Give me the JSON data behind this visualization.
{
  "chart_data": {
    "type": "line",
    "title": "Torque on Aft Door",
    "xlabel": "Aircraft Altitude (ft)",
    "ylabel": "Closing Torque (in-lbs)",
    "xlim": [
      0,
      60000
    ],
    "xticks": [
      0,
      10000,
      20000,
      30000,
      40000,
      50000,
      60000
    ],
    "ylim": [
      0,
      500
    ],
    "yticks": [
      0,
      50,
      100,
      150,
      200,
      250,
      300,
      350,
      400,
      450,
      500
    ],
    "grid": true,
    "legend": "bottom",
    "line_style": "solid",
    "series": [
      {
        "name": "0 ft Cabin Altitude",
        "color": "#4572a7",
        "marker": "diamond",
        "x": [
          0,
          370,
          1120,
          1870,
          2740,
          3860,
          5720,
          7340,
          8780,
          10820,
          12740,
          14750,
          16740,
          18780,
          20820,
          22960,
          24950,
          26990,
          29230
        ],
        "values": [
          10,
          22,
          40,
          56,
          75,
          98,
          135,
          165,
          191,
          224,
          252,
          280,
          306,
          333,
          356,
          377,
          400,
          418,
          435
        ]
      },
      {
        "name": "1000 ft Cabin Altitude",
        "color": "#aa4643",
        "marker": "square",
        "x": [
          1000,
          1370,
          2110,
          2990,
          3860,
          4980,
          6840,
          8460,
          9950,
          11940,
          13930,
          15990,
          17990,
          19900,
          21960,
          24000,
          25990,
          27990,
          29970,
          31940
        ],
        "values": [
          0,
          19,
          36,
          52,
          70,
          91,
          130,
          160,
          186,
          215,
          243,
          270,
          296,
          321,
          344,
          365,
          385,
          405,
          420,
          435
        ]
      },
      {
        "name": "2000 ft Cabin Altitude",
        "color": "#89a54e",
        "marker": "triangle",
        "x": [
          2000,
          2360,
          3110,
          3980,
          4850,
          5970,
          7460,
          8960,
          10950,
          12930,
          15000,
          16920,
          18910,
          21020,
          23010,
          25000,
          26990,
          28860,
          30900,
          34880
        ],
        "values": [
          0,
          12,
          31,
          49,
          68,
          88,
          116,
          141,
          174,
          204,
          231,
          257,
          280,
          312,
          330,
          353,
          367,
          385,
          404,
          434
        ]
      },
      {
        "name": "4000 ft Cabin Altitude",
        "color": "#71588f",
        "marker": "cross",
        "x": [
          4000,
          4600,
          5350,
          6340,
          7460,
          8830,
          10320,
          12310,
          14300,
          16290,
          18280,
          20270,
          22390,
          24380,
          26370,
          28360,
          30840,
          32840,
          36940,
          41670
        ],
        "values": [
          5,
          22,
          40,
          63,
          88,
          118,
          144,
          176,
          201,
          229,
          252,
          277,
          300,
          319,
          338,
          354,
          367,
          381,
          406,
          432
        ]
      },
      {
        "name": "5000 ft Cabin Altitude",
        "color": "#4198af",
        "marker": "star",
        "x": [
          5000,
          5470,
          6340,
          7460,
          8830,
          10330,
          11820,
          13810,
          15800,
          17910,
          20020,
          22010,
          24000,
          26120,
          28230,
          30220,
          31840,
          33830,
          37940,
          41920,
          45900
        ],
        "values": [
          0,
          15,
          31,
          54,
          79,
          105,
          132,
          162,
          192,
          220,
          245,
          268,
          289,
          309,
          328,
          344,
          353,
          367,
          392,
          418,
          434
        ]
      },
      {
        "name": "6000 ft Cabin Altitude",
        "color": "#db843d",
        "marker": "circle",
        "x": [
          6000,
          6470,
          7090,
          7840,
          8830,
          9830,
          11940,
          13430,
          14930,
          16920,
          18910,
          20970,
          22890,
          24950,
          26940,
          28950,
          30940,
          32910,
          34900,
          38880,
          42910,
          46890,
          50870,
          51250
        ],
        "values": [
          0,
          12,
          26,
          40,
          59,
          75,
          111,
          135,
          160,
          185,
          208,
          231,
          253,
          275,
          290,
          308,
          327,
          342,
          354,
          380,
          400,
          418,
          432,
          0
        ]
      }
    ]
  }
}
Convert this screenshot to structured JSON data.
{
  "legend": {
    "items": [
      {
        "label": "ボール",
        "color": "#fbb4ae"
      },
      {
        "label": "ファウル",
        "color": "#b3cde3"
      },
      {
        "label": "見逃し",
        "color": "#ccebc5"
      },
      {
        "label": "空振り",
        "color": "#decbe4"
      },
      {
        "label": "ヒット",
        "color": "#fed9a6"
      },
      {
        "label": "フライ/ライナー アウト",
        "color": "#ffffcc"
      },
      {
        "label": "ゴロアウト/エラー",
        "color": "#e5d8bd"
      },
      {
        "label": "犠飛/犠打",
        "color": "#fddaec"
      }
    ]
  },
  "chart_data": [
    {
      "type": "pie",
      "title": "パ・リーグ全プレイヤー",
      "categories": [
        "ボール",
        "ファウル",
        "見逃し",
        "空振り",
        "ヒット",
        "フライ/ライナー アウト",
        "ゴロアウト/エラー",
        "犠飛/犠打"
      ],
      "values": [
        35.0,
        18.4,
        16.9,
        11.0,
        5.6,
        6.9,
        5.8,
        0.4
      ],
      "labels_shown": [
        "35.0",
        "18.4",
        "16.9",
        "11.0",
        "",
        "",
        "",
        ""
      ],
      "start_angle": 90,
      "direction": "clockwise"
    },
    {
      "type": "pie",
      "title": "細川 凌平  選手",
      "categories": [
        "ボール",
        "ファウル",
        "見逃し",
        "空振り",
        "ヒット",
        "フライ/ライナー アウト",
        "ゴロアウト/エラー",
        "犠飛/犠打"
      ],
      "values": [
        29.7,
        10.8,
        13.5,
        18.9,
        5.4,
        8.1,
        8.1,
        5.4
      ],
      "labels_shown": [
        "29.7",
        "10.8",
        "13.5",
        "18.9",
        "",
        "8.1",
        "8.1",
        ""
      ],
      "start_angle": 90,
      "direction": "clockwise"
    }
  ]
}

————

Exercise details -> Pull out and copy each line containing the string "title".

Finished answer ->
    "title": "Torque on Aft Door",
      "title": "パ・リーグ全プレイヤー",
      "title": "細川 凌平  選手",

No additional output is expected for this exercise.